— Start —
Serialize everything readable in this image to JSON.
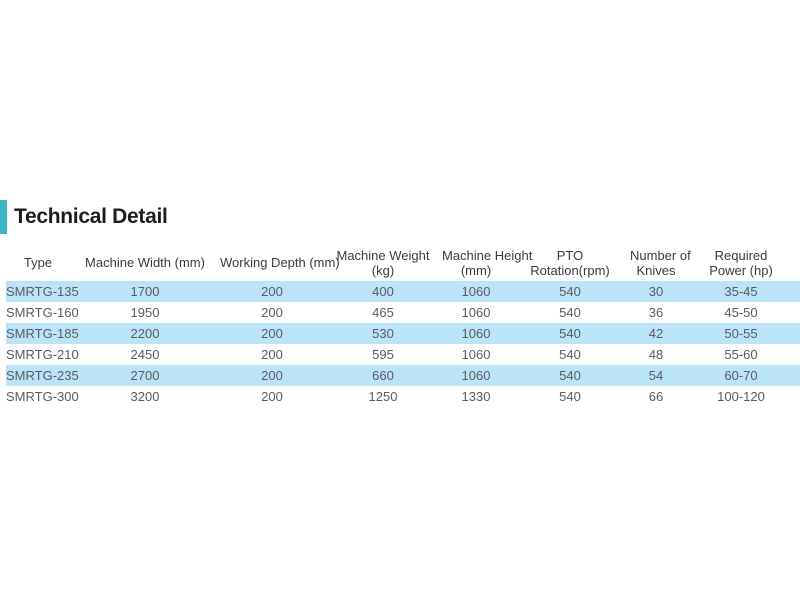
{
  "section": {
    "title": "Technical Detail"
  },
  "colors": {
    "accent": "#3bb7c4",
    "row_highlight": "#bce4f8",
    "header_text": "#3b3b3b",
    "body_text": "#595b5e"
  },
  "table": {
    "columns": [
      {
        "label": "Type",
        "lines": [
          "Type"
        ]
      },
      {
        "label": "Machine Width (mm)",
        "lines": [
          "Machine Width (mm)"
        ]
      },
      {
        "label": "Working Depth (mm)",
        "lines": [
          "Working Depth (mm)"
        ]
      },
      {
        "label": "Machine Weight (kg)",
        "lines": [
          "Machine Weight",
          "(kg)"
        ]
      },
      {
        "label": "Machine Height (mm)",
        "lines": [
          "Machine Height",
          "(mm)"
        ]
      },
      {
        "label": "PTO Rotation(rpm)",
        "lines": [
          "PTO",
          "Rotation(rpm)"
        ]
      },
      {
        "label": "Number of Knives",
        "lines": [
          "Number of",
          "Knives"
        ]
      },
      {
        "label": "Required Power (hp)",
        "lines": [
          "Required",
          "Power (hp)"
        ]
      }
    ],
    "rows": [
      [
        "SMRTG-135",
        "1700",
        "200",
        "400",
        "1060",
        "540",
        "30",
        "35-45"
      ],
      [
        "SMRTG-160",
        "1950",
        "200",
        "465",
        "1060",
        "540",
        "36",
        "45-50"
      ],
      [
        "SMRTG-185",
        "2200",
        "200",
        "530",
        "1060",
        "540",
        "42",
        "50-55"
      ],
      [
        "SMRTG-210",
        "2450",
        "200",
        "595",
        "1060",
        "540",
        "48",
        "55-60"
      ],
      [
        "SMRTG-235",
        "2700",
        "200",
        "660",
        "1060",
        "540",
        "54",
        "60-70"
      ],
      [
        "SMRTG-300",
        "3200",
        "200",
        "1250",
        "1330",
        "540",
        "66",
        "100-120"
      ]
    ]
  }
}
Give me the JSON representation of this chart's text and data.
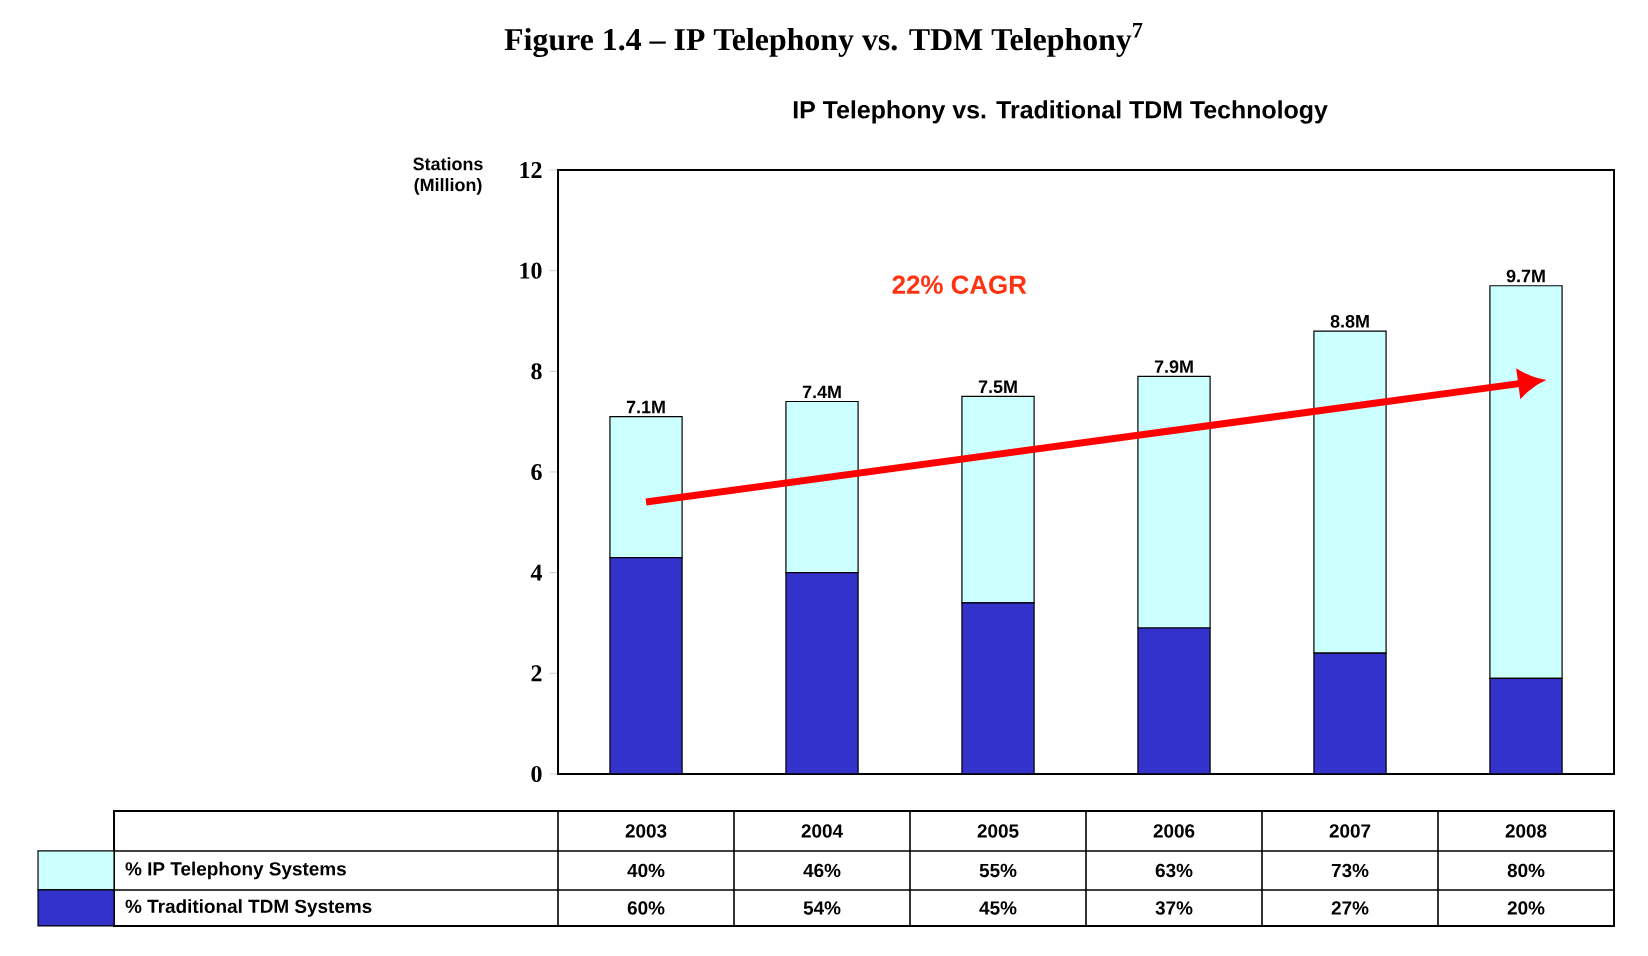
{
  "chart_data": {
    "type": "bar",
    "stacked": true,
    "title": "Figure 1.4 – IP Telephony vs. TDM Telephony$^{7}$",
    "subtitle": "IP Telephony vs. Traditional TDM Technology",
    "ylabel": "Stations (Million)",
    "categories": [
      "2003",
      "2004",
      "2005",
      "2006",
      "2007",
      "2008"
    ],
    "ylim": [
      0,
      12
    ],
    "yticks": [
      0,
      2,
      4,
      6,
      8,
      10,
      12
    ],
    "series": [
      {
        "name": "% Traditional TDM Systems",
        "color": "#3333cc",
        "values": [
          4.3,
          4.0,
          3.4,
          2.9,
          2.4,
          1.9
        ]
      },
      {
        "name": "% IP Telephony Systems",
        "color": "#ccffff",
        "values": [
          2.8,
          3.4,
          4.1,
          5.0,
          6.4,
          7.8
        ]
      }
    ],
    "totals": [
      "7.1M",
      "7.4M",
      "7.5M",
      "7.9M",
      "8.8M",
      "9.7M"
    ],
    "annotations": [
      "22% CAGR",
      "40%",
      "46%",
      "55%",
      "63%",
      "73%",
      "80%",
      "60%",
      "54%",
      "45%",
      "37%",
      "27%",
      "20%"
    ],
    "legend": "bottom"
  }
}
— End —
What is asked: From the records given above, reproduce all text exactly and exclude each picture.

Reply:
Serialize everything readable in this image to JSON.
{
  "section": {
    "title": "Technical Detail"
  },
  "colors": {
    "accent": "#3bb7c4",
    "row_highlight": "#bce4f8",
    "header_text": "#3b3b3b",
    "body_text": "#595b5e"
  },
  "table": {
    "columns": [
      {
        "label": "Type",
        "lines": [
          "Type"
        ]
      },
      {
        "label": "Machine Width (mm)",
        "lines": [
          "Machine Width (mm)"
        ]
      },
      {
        "label": "Working Depth (mm)",
        "lines": [
          "Working Depth (mm)"
        ]
      },
      {
        "label": "Machine Weight (kg)",
        "lines": [
          "Machine Weight",
          "(kg)"
        ]
      },
      {
        "label": "Machine Height (mm)",
        "lines": [
          "Machine Height",
          "(mm)"
        ]
      },
      {
        "label": "PTO Rotation(rpm)",
        "lines": [
          "PTO",
          "Rotation(rpm)"
        ]
      },
      {
        "label": "Number of Knives",
        "lines": [
          "Number of",
          "Knives"
        ]
      },
      {
        "label": "Required Power (hp)",
        "lines": [
          "Required",
          "Power (hp)"
        ]
      }
    ],
    "rows": [
      [
        "SMRTG-135",
        "1700",
        "200",
        "400",
        "1060",
        "540",
        "30",
        "35-45"
      ],
      [
        "SMRTG-160",
        "1950",
        "200",
        "465",
        "1060",
        "540",
        "36",
        "45-50"
      ],
      [
        "SMRTG-185",
        "2200",
        "200",
        "530",
        "1060",
        "540",
        "42",
        "50-55"
      ],
      [
        "SMRTG-210",
        "2450",
        "200",
        "595",
        "1060",
        "540",
        "48",
        "55-60"
      ],
      [
        "SMRTG-235",
        "2700",
        "200",
        "660",
        "1060",
        "540",
        "54",
        "60-70"
      ],
      [
        "SMRTG-300",
        "3200",
        "200",
        "1250",
        "1330",
        "540",
        "66",
        "100-120"
      ]
    ]
  }
}
Give me the JSON representation of this chart's text and data.
{
  "chart_data": {
    "type": "bar",
    "stacked": true,
    "title": "Figure 1.4 – IP Telephony vs. TDM Telephony$^{7}$",
    "subtitle": "IP Telephony vs. Traditional TDM Technology",
    "ylabel": "Stations (Million)",
    "categories": [
      "2003",
      "2004",
      "2005",
      "2006",
      "2007",
      "2008"
    ],
    "ylim": [
      0,
      12
    ],
    "yticks": [
      0,
      2,
      4,
      6,
      8,
      10,
      12
    ],
    "series": [
      {
        "name": "% Traditional TDM Systems",
        "color": "#3333cc",
        "values": [
          4.3,
          4.0,
          3.4,
          2.9,
          2.4,
          1.9
        ]
      },
      {
        "name": "% IP Telephony Systems",
        "color": "#ccffff",
        "values": [
          2.8,
          3.4,
          4.1,
          5.0,
          6.4,
          7.8
        ]
      }
    ],
    "totals": [
      "7.1M",
      "7.4M",
      "7.5M",
      "7.9M",
      "8.8M",
      "9.7M"
    ],
    "annotations": [
      "22% CAGR",
      "40%",
      "46%",
      "55%",
      "63%",
      "73%",
      "80%",
      "60%",
      "54%",
      "45%",
      "37%",
      "27%",
      "20%"
    ],
    "legend": "bottom"
  }
}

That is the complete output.